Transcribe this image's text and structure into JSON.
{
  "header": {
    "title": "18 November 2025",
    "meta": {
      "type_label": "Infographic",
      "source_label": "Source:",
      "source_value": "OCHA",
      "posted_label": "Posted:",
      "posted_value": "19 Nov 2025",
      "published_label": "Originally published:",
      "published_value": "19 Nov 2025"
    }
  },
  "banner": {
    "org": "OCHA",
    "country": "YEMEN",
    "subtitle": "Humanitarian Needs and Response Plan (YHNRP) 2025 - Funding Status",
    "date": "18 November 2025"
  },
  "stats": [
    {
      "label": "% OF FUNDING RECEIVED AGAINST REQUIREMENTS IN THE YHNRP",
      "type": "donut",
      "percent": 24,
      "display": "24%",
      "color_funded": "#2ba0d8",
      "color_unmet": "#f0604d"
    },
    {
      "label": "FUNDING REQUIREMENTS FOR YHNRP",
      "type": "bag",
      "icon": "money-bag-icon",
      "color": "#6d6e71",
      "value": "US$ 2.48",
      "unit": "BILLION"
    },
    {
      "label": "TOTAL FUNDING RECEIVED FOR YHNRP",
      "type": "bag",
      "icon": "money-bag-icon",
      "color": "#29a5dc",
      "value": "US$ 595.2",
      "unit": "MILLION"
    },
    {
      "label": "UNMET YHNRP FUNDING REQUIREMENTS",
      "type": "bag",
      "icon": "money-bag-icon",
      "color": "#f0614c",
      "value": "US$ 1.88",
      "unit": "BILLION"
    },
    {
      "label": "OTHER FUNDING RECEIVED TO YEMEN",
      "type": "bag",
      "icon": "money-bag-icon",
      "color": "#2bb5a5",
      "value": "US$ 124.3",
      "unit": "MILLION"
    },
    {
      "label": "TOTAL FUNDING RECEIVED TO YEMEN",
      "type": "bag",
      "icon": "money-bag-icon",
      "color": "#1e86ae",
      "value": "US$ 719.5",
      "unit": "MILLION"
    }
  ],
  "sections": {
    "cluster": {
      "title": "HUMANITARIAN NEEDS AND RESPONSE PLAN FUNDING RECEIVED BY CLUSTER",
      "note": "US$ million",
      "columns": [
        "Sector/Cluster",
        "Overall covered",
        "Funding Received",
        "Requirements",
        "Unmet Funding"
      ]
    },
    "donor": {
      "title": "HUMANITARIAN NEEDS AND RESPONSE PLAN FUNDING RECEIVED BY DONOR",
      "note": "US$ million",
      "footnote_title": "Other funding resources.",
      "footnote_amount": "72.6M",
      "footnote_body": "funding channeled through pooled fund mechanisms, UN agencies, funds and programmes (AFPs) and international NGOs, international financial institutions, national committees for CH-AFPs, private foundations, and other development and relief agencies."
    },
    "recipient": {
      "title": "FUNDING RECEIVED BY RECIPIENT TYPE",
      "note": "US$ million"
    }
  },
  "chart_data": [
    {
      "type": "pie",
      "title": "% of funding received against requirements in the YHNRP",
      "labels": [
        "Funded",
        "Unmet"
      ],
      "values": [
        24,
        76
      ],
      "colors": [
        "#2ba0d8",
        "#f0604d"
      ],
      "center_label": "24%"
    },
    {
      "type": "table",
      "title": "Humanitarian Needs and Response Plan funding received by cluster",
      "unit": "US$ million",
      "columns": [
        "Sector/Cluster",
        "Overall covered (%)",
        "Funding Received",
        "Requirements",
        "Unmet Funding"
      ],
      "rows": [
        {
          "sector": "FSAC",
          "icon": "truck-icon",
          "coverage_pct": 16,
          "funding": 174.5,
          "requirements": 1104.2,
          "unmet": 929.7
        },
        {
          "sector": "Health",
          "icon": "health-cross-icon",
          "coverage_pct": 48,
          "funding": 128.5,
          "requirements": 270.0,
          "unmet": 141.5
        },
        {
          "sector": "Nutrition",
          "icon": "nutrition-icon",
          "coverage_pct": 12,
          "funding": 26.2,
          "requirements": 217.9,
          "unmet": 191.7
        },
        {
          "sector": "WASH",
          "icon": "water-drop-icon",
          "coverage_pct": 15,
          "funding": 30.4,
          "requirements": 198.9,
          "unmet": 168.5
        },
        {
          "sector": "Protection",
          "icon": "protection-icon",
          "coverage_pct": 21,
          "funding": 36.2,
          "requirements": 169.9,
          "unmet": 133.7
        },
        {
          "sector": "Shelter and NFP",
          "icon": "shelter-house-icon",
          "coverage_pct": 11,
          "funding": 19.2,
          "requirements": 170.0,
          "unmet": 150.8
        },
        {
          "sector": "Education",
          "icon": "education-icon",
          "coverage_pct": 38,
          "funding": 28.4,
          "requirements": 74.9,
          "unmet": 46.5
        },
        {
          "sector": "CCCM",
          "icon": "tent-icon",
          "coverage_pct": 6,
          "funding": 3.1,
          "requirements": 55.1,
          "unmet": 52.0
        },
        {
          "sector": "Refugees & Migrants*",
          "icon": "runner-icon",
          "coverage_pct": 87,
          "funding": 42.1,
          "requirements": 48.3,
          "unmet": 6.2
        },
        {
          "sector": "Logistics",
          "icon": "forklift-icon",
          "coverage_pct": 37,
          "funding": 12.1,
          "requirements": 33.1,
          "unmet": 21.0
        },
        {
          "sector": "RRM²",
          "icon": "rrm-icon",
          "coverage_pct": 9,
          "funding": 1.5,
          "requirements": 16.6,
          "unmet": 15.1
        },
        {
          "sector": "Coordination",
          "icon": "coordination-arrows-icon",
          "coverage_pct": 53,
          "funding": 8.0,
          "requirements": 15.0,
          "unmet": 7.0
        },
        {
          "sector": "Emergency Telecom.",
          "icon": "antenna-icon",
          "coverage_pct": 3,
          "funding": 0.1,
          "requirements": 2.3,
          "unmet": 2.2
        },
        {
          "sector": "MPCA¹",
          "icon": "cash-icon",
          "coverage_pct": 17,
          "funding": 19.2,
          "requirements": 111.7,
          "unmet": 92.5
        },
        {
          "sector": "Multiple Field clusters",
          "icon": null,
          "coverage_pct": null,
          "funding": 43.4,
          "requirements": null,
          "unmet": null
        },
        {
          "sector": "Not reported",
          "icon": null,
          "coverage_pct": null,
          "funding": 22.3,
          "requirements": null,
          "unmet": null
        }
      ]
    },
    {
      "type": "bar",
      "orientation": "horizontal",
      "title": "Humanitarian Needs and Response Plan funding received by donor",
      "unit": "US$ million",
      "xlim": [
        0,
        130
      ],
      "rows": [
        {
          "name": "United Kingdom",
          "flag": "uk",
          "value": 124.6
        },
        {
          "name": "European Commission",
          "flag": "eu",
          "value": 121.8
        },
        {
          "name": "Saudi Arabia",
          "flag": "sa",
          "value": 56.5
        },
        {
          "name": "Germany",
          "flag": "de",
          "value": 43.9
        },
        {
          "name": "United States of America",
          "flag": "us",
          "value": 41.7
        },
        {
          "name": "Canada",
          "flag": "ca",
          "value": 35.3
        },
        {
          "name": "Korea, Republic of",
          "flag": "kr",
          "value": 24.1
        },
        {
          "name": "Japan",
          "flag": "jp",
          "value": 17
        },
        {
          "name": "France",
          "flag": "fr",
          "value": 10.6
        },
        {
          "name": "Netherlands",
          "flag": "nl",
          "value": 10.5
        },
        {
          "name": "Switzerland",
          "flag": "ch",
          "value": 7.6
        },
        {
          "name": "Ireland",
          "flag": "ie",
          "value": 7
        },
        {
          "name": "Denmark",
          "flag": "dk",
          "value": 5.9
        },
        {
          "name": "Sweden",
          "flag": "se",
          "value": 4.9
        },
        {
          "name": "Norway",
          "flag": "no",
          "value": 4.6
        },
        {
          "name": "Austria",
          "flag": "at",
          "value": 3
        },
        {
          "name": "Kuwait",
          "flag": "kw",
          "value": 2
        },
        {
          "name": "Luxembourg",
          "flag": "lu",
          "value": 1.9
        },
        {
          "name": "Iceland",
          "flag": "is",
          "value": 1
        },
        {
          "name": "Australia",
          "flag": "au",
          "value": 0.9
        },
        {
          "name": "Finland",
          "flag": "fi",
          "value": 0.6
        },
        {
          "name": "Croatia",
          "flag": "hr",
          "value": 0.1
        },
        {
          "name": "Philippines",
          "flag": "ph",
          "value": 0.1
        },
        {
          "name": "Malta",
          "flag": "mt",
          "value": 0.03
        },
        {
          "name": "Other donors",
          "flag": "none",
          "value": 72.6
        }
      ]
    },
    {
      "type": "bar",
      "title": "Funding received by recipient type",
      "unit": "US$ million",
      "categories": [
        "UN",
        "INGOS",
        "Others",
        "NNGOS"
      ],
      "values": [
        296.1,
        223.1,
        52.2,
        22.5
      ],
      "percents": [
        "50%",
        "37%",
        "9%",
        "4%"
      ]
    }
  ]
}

=-=-=-=-=

PROBLEM DETAILS => Collect each line containing the string "United".

COMPLETED TASK =>
          "name": "United Kingdom",
          "name": "United States of America",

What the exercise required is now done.